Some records
..........

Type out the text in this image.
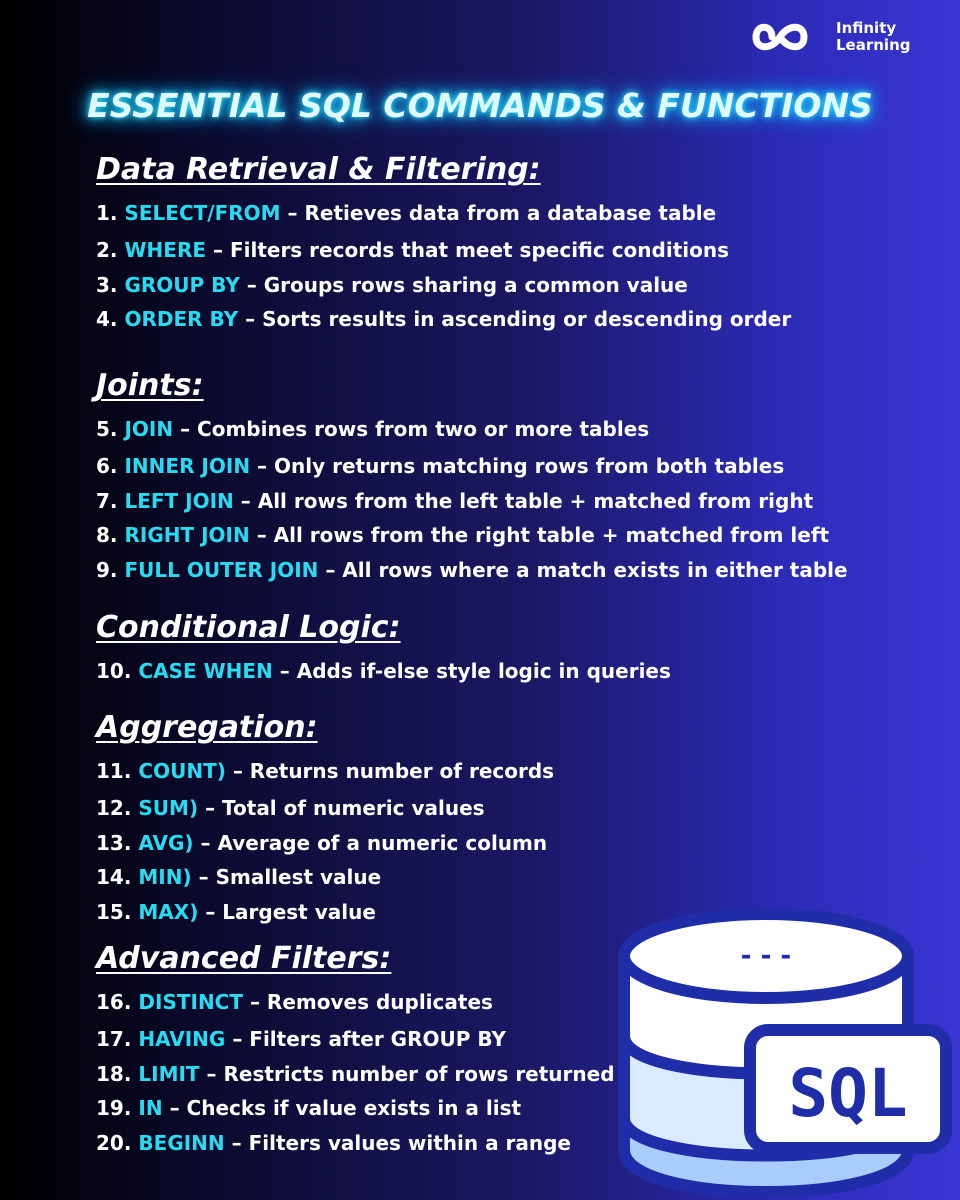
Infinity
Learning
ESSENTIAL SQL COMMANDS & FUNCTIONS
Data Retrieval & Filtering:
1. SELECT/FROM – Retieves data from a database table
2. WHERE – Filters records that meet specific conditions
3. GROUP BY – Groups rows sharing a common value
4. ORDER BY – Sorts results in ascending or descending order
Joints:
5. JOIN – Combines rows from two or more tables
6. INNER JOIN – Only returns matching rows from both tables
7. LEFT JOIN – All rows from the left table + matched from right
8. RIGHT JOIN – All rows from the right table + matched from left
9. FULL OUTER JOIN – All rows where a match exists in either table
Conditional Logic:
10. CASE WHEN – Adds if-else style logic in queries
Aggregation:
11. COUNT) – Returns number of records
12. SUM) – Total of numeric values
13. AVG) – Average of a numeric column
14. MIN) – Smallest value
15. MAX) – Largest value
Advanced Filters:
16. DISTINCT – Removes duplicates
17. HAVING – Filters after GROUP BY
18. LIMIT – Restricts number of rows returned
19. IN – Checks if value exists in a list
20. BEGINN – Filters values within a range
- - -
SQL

..........

§ WHAT IS REQUIRED:
Nothing in the entries should change as you copy them, except that the pictures are left out.

§ CORRECT OUTPUT:
Type out the text in this image.
Infinity
Learning
ESSENTIAL SQL COMMANDS & FUNCTIONS
Data Retrieval & Filtering:
1. SELECT/FROM – Retieves data from a database table
2. WHERE – Filters records that meet specific conditions
3. GROUP BY – Groups rows sharing a common value
4. ORDER BY – Sorts results in ascending or descending order
Joints:
5. JOIN – Combines rows from two or more tables
6. INNER JOIN – Only returns matching rows from both tables
7. LEFT JOIN – All rows from the left table + matched from right
8. RIGHT JOIN – All rows from the right table + matched from left
9. FULL OUTER JOIN – All rows where a match exists in either table
Conditional Logic:
10. CASE WHEN – Adds if-else style logic in queries
Aggregation:
11. COUNT) – Returns number of records
12. SUM) – Total of numeric values
13. AVG) – Average of a numeric column
14. MIN) – Smallest value
15. MAX) – Largest value
Advanced Filters:
16. DISTINCT – Removes duplicates
17. HAVING – Filters after GROUP BY
18. LIMIT – Restricts number of rows returned
19. IN – Checks if value exists in a list
20. BEGINN – Filters values within a range
- - -
SQL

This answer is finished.